## YOUR TASK
Repeat the whole listing exactly.

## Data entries
========================================================================

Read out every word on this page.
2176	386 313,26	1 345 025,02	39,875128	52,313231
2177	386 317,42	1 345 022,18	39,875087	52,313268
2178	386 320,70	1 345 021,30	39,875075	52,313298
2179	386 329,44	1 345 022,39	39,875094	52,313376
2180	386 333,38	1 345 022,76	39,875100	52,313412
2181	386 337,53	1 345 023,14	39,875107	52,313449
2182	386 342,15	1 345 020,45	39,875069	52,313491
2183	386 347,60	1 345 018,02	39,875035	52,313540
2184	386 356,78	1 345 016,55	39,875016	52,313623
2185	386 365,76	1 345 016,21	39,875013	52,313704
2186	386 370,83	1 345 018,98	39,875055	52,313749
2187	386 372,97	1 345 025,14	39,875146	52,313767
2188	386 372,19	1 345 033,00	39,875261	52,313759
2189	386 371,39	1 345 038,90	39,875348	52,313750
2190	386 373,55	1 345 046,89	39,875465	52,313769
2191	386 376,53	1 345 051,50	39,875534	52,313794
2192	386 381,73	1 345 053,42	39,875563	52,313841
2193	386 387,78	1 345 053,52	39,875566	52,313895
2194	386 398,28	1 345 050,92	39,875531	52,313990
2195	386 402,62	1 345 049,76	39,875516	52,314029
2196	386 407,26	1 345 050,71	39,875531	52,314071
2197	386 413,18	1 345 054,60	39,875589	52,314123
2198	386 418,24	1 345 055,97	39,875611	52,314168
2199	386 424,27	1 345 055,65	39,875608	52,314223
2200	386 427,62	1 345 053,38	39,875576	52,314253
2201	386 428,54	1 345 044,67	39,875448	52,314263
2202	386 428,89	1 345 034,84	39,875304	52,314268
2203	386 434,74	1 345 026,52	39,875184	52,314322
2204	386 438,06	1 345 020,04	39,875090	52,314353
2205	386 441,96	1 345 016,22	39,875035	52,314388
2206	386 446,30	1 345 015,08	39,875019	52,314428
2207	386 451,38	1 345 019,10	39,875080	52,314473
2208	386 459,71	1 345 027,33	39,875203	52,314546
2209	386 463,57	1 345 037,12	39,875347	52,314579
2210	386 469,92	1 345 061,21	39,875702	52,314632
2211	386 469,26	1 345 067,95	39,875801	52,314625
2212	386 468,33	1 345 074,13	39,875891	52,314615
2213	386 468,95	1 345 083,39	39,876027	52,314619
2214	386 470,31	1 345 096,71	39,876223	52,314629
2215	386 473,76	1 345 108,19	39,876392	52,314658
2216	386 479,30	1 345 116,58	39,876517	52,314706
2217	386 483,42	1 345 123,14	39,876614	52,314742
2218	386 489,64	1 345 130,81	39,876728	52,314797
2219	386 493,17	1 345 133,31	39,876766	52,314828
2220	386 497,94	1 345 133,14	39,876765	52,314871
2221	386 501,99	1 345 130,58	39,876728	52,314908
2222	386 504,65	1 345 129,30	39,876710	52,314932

========================================================================

## COMPLETE ANSWER
Read out every word on this page.
2176	386 313,26	1 345 025,02	39,875128	52,313231
2177	386 317,42	1 345 022,18	39,875087	52,313268
2178	386 320,70	1 345 021,30	39,875075	52,313298
2179	386 329,44	1 345 022,39	39,875094	52,313376
2180	386 333,38	1 345 022,76	39,875100	52,313412
2181	386 337,53	1 345 023,14	39,875107	52,313449
2182	386 342,15	1 345 020,45	39,875069	52,313491
2183	386 347,60	1 345 018,02	39,875035	52,313540
2184	386 356,78	1 345 016,55	39,875016	52,313623
2185	386 365,76	1 345 016,21	39,875013	52,313704
2186	386 370,83	1 345 018,98	39,875055	52,313749
2187	386 372,97	1 345 025,14	39,875146	52,313767
2188	386 372,19	1 345 033,00	39,875261	52,313759
2189	386 371,39	1 345 038,90	39,875348	52,313750
2190	386 373,55	1 345 046,89	39,875465	52,313769
2191	386 376,53	1 345 051,50	39,875534	52,313794
2192	386 381,73	1 345 053,42	39,875563	52,313841
2193	386 387,78	1 345 053,52	39,875566	52,313895
2194	386 398,28	1 345 050,92	39,875531	52,313990
2195	386 402,62	1 345 049,76	39,875516	52,314029
2196	386 407,26	1 345 050,71	39,875531	52,314071
2197	386 413,18	1 345 054,60	39,875589	52,314123
2198	386 418,24	1 345 055,97	39,875611	52,314168
2199	386 424,27	1 345 055,65	39,875608	52,314223
2200	386 427,62	1 345 053,38	39,875576	52,314253
2201	386 428,54	1 345 044,67	39,875448	52,314263
2202	386 428,89	1 345 034,84	39,875304	52,314268
2203	386 434,74	1 345 026,52	39,875184	52,314322
2204	386 438,06	1 345 020,04	39,875090	52,314353
2205	386 441,96	1 345 016,22	39,875035	52,314388
2206	386 446,30	1 345 015,08	39,875019	52,314428
2207	386 451,38	1 345 019,10	39,875080	52,314473
2208	386 459,71	1 345 027,33	39,875203	52,314546
2209	386 463,57	1 345 037,12	39,875347	52,314579
2210	386 469,92	1 345 061,21	39,875702	52,314632
2211	386 469,26	1 345 067,95	39,875801	52,314625
2212	386 468,33	1 345 074,13	39,875891	52,314615
2213	386 468,95	1 345 083,39	39,876027	52,314619
2214	386 470,31	1 345 096,71	39,876223	52,314629
2215	386 473,76	1 345 108,19	39,876392	52,314658
2216	386 479,30	1 345 116,58	39,876517	52,314706
2217	386 483,42	1 345 123,14	39,876614	52,314742
2218	386 489,64	1 345 130,81	39,876728	52,314797
2219	386 493,17	1 345 133,31	39,876766	52,314828
2220	386 497,94	1 345 133,14	39,876765	52,314871
2221	386 501,99	1 345 130,58	39,876728	52,314908
2222	386 504,65	1 345 129,30	39,876710	52,314932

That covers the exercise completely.